> _Exercise tasks_
(1) Write out the part of the text about The Herald News that opens with the words containing "Newspaper from Fall" and closes with "together to GateHouse.", substituting "Gatehouse" for "GateHouse".
(2) Continue the text about The Herald News newspaper, starting after its last sentence.

> _Excerpted text_
Newspaper from Fall River, Massachusetts

The Herald News is a daily newspaper based in Fall River, Massachusetts. Its coverage area includes Fall River and the nearby South Coast towns of Dighton, Freetown, Somerset, Swansea and Westport, Massachusetts; as well as Little Compton and Tiverton, Rhode Island.

The Herald News, formerly owned by Journal Register Company, was sold in December 2006 to GateHouse Media, which owns several daily and weekly newspapers in Massachusetts.

== Sisters and competitors ==
The Herald News' main competitor to the east is The Standard-Times of the other South Coast city, New Bedford, Massachusetts. In its northern towns, The Herald News competes with the Taunton Daily Gazette, although the two were both owned by Journal Register and sold together to GateHouse.

Before the GateHouse sale, The Herald News was part of Journal Register's New England group, which included The Call in Woonsocket, Kent County Daily Times and The Times of Pawtucket, all in Rhode Island. The Rhode Island newspapers were not included in the sale.

Also associated with The Herald News, and included in the $70 million GateHouse sale, are O Jornal (a Portuguese-language weekly) and El Latino Expreso (a Spanish-language weekly), catering to the substantial immigrant population of the South Coast, and the Free-Press of North Attleborough, Massachusetts. On July 16, 2010, publication of El Latino Expreso (founded 2004) and the Brazilian American weekly O Jornal Brasileiro (2007) was ended, with a lack of "a sustained advertiser base" and a desire to focus exclusively on O Jornal cited by GateHouse as the reasons to cease production.

> _Supplied records_

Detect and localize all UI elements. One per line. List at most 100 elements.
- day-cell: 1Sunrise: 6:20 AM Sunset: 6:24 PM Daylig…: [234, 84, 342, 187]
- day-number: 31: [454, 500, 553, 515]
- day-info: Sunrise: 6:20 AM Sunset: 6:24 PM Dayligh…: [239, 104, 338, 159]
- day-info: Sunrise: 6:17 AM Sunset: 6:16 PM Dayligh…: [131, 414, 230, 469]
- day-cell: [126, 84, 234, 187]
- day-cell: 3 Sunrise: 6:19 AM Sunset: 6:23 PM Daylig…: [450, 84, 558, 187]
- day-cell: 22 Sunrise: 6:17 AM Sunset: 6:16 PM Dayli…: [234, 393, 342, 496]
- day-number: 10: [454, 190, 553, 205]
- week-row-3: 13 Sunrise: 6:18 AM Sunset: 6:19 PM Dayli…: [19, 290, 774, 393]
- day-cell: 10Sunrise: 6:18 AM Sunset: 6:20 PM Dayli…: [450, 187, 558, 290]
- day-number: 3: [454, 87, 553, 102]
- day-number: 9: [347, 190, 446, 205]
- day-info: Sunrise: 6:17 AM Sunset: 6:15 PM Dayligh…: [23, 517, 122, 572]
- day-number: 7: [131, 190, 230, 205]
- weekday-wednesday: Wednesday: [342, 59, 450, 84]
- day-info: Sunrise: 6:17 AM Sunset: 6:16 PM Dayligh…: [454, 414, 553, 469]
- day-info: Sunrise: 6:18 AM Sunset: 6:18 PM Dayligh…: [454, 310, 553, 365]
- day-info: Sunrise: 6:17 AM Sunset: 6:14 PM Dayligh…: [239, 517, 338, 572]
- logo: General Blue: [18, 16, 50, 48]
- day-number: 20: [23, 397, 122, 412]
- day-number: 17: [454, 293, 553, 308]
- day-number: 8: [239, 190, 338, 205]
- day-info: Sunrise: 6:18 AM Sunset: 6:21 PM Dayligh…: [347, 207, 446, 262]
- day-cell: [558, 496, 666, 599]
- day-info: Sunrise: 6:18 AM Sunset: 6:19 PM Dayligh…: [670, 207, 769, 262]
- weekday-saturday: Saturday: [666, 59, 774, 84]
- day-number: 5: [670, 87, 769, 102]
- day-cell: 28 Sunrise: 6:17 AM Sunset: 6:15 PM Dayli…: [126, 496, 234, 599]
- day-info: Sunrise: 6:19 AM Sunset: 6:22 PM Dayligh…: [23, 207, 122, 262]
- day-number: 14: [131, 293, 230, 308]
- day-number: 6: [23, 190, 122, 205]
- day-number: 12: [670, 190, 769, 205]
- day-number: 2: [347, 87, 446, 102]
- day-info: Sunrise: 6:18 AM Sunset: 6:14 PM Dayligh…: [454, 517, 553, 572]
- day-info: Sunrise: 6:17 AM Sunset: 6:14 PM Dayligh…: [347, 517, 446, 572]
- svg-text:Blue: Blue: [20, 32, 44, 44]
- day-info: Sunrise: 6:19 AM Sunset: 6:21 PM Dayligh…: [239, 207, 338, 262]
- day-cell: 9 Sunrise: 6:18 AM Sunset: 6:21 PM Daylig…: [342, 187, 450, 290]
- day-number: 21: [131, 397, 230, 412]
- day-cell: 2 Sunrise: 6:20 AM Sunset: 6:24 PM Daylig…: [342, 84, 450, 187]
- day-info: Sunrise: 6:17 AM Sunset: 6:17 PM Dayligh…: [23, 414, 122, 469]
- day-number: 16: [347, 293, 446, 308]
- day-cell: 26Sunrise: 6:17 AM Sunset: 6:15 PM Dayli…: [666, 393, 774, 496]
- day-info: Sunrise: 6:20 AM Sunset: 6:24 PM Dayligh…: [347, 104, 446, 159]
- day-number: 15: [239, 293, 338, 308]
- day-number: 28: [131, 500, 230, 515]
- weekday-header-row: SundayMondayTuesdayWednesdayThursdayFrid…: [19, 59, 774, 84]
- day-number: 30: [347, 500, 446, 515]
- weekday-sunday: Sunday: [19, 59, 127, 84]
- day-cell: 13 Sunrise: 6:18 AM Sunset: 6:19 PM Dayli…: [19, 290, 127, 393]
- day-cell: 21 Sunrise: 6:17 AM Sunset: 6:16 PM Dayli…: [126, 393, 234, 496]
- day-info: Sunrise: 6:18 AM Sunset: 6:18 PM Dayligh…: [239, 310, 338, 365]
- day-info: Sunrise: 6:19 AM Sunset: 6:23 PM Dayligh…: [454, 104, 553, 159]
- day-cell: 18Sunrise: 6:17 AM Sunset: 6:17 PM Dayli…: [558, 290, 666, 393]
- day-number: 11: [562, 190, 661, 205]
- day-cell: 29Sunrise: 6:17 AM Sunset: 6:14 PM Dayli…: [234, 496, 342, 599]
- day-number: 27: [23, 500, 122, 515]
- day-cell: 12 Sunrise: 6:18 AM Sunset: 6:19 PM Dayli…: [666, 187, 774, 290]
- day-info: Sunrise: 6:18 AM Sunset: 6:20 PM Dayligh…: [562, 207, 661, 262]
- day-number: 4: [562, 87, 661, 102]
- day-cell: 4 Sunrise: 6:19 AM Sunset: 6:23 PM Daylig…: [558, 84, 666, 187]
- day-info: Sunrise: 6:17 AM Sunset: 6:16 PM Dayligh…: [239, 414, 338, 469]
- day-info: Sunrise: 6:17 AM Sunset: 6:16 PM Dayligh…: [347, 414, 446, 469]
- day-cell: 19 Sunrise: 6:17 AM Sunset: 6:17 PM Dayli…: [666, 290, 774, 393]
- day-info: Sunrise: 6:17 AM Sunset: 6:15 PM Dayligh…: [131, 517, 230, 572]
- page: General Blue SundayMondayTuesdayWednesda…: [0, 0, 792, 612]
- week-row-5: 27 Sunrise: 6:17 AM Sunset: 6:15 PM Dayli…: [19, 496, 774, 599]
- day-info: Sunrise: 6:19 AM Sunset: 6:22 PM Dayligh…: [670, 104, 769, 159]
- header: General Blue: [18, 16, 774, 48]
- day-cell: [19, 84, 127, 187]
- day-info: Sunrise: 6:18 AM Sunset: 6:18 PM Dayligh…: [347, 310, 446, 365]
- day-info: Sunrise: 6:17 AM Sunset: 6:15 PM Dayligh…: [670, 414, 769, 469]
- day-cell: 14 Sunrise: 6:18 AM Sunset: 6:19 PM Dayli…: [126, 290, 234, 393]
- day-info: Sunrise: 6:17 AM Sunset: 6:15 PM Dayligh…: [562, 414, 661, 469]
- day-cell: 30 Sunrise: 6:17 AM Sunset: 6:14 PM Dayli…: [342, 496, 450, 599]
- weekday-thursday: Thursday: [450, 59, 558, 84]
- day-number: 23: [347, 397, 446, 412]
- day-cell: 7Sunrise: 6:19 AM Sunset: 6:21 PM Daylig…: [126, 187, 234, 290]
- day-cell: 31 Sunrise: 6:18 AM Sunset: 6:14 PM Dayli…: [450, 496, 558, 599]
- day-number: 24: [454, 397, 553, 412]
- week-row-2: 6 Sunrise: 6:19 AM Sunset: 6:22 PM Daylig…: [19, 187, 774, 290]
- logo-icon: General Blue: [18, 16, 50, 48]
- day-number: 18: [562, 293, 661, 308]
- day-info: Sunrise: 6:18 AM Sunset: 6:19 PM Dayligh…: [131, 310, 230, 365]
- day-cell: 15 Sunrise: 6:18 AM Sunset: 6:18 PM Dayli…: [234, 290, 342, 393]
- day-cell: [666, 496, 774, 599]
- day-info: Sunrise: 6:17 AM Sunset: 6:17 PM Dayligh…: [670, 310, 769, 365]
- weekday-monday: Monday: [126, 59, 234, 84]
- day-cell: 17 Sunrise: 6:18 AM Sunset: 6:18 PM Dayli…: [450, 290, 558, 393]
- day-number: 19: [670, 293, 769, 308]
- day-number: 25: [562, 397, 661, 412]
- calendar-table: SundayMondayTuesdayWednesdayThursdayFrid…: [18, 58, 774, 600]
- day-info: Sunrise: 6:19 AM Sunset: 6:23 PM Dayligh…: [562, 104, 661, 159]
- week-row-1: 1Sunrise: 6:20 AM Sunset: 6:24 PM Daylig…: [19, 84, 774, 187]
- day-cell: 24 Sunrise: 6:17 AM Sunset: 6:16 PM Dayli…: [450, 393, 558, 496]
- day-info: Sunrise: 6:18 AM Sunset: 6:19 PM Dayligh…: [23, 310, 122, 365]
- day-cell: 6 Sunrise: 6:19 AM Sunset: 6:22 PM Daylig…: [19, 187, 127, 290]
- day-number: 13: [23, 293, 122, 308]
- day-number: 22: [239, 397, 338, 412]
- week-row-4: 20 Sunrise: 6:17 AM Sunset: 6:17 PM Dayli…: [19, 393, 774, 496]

> _Numbered responses_
(1)
Newspaper from Fall River, Massachusetts

The Herald News is a daily newspaper based in Fall River, Massachusetts. Its coverage area includes Fall River and the nearby South Coast towns of Dighton, Freetown, Somerset, Swansea and Westport, Massachusetts; as well as Little Compton and Tiverton, Rhode Island.

The Herald News, formerly owned by Journal Register Company, was sold in December 2006 to Gatehouse Media, which owns several daily and weekly newspapers in Massachusetts.

== Sisters and competitors ==
The Herald News' main competitor to the east is The Standard-Times of the other South Coast city, New Bedford, Massachusetts. In its northern towns, The Herald News competes with the Taunton Daily Gazette, although the two were both owned by Journal Register and sold together to Gatehouse.

(2)
== History ==
Three Fall River newspapers combined in 1892 to form The Herald News: the Fall River News, founded in 1845; the Fall River Daily Herald, 1872, and the Fall River Daily Globe, 1885.
In the 1960s The Herald-News was owned by Mark Goodson, the creator of the popular television game show "To Tell The Truth." The newspaper established its headquarters on lower Pocasset Street on Fall River, along the Quequechan River, which was routed through a pipe to make way for Interstate 195, from which The Herald-News building remains visible as one enters Fall River from the Braga Bridge. E.J. Dionne, The New York Times Washington Correspondent and later Washington Post columnist worked there as an intern; M. Charles Bakst, long-time columnist of The Providence Journal, began his career there. At its height, The Herald News circulated approximately 45,000 copies per day.

==Prices==
The Herald News prices are: $2.00 daily, $3.00 Sunday.